MATERIAL TO PROCESS:
++++

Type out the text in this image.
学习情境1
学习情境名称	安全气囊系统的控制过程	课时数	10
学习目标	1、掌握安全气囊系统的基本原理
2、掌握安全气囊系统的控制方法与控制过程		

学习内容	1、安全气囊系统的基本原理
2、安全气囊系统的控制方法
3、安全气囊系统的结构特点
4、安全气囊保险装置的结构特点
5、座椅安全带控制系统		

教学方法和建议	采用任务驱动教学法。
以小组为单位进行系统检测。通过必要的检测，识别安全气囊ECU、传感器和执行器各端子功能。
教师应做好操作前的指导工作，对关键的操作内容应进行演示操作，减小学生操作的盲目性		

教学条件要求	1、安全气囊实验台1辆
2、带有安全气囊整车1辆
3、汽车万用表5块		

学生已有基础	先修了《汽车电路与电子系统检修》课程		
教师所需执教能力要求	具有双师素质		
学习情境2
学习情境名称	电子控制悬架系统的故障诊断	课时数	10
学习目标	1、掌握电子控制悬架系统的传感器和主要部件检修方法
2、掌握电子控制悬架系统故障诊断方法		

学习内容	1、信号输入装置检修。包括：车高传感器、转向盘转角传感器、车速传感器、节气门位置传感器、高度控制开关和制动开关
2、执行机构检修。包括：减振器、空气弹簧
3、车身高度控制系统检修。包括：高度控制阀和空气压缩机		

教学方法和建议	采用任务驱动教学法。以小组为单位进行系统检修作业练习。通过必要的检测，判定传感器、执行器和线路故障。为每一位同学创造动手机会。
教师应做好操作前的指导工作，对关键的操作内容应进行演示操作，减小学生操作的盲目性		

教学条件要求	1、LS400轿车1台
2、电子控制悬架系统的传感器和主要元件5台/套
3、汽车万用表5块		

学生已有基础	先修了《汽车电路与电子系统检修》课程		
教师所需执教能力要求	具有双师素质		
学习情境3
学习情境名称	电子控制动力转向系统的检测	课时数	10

++++

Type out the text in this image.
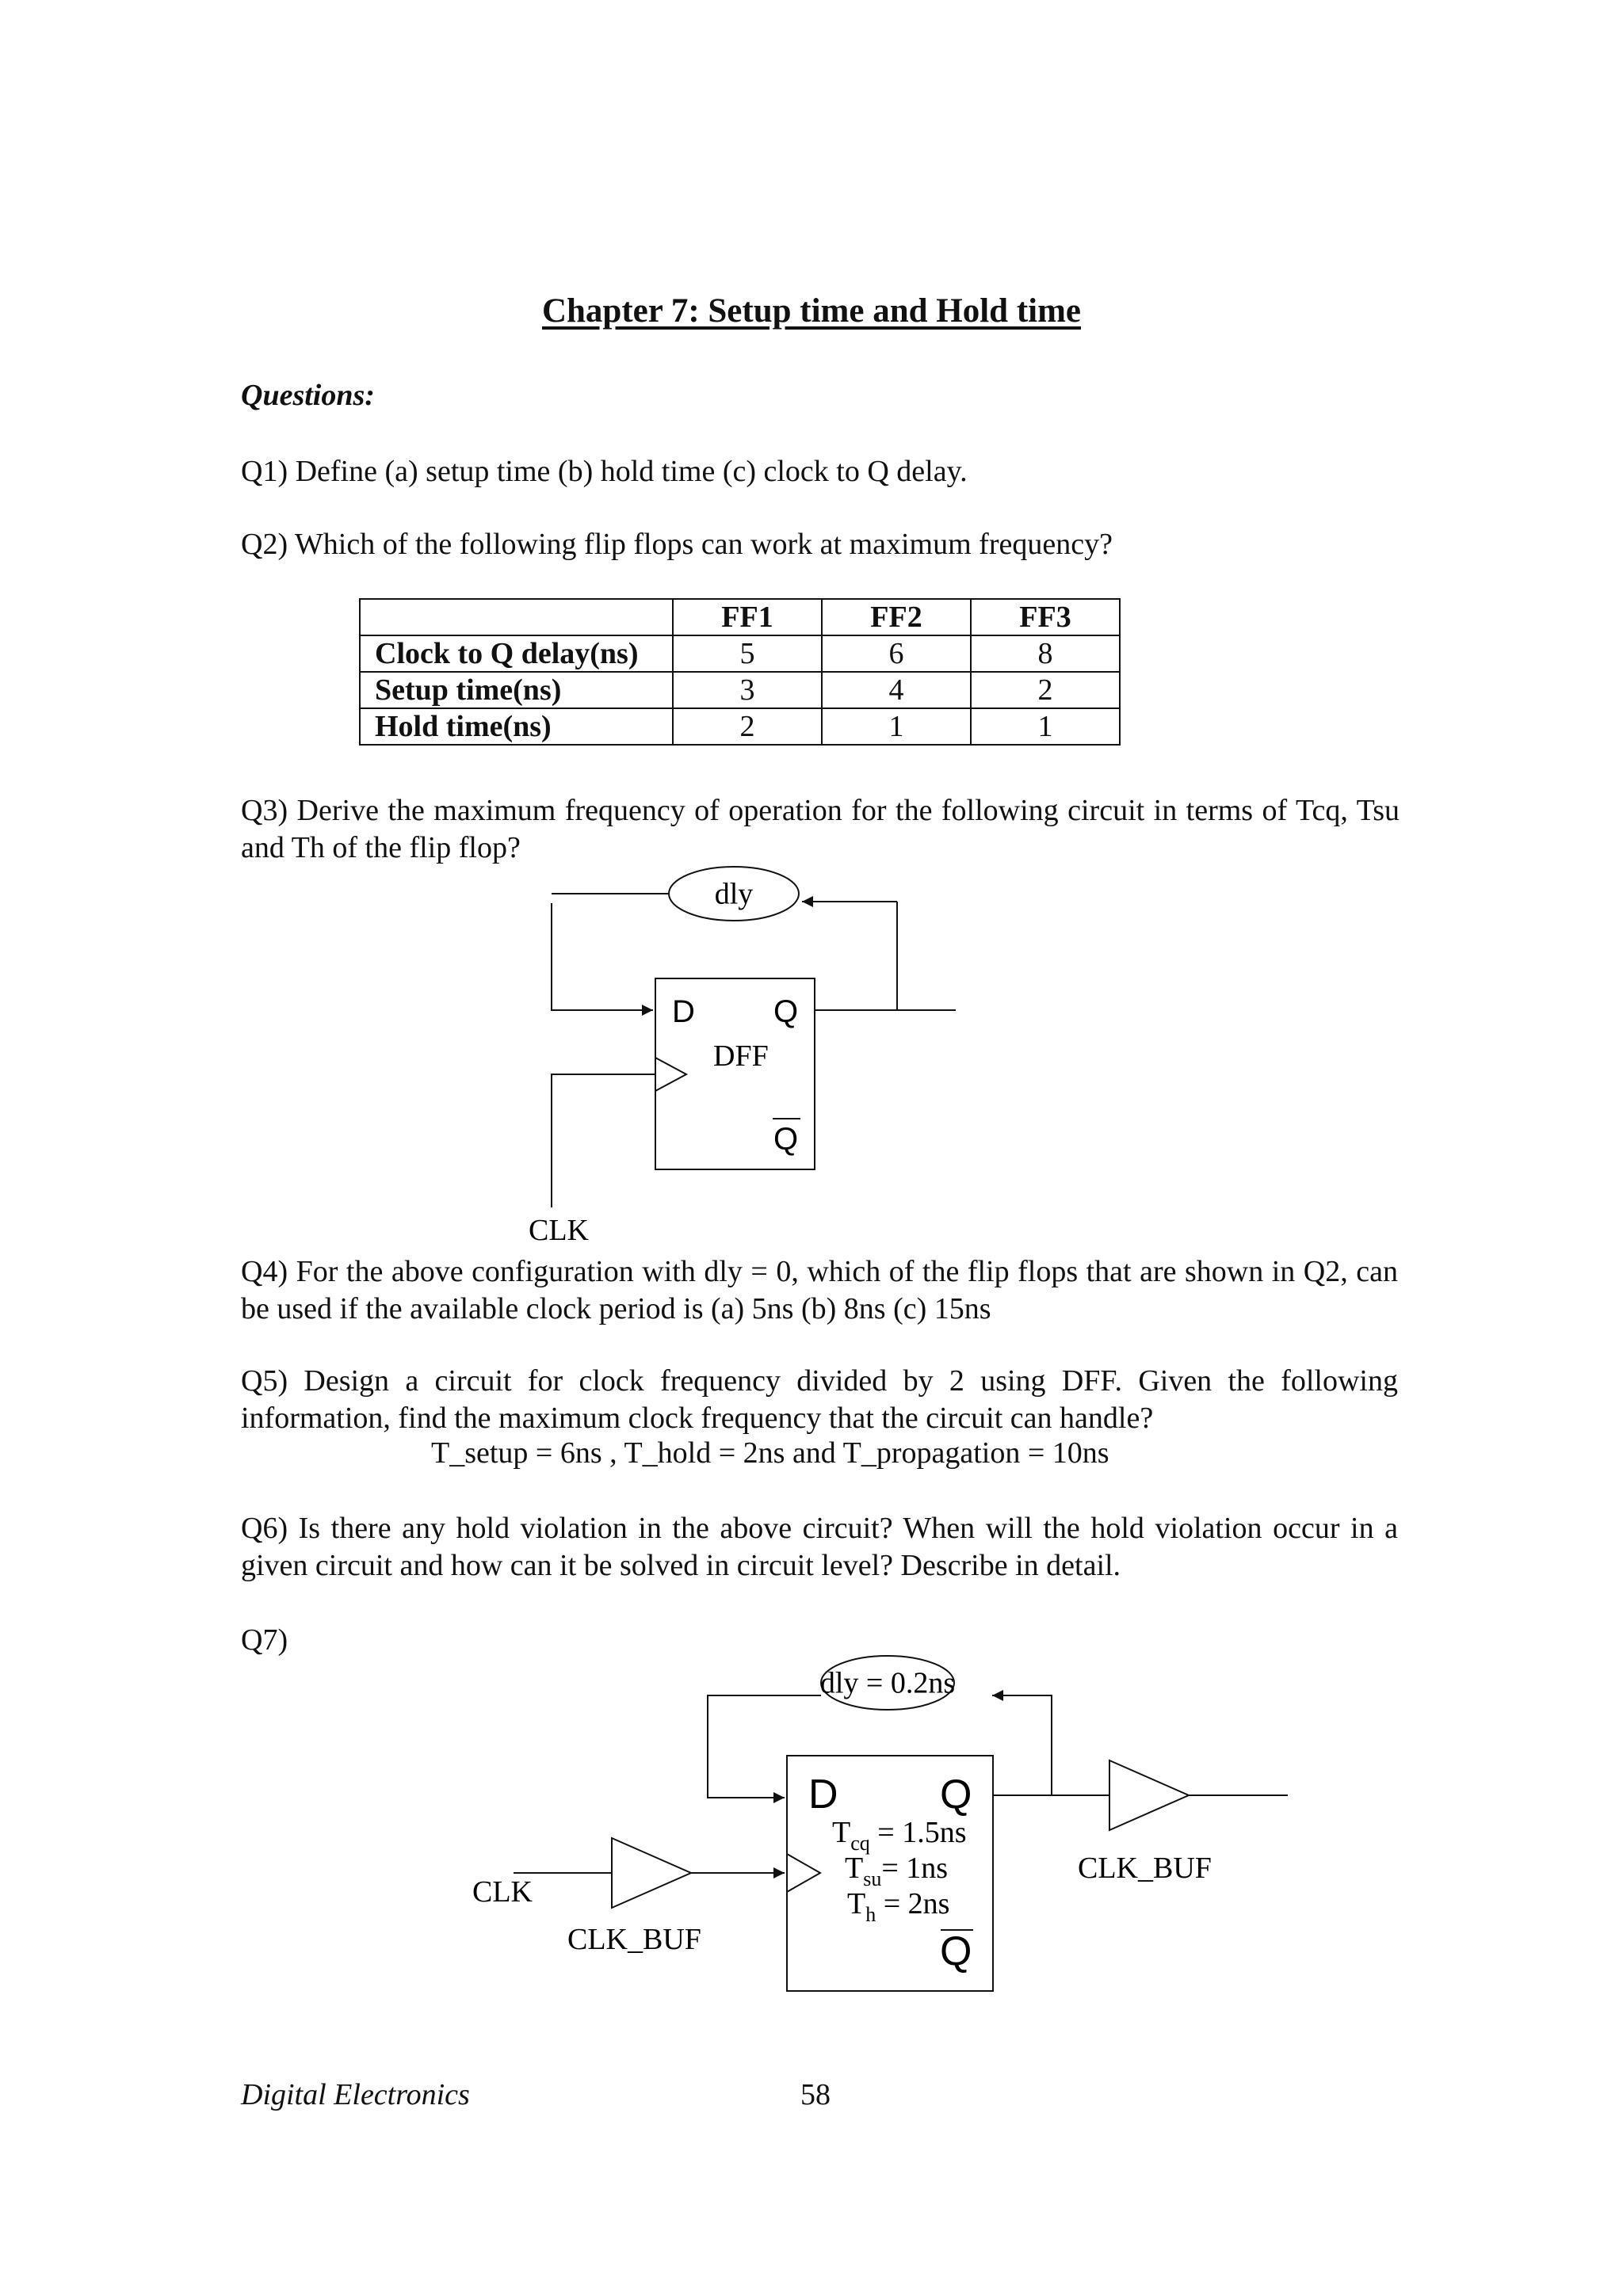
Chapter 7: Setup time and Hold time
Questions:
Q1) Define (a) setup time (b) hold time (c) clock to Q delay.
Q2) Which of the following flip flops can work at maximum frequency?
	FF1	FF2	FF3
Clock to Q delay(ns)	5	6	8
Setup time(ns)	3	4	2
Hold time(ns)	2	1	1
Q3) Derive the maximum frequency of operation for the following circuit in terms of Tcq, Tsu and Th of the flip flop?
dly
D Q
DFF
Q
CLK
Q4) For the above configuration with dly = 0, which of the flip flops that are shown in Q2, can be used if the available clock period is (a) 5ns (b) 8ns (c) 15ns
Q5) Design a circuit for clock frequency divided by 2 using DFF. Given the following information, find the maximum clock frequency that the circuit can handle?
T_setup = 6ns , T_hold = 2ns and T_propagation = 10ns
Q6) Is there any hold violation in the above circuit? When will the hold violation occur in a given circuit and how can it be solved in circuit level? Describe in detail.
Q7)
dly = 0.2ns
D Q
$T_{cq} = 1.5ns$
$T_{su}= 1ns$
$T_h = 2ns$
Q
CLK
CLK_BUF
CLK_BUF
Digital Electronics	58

++++

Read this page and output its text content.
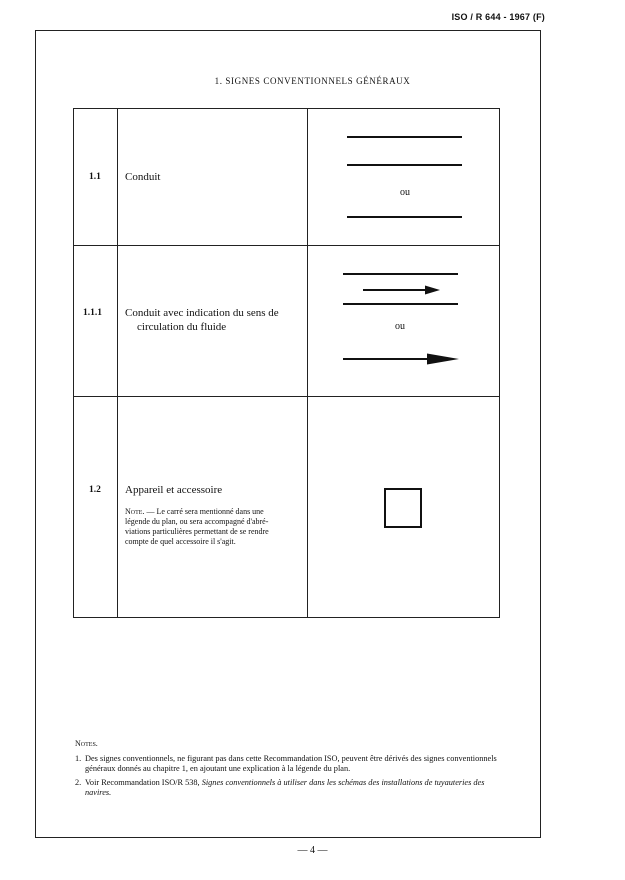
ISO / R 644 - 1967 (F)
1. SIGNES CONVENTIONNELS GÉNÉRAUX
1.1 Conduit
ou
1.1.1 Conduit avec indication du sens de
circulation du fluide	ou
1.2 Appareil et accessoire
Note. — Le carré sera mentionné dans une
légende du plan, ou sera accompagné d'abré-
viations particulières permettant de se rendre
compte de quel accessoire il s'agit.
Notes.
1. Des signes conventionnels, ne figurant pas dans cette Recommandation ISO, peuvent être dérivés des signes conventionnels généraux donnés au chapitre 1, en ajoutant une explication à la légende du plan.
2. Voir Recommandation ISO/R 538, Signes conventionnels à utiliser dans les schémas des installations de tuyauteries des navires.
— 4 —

++++

GOAL: Find every line that has "sera" in it, then return those lines.

WRITTEN SOLUTION:
Note. — Le carré sera mentionné dans une
légende du plan, ou sera accompagné d'abré-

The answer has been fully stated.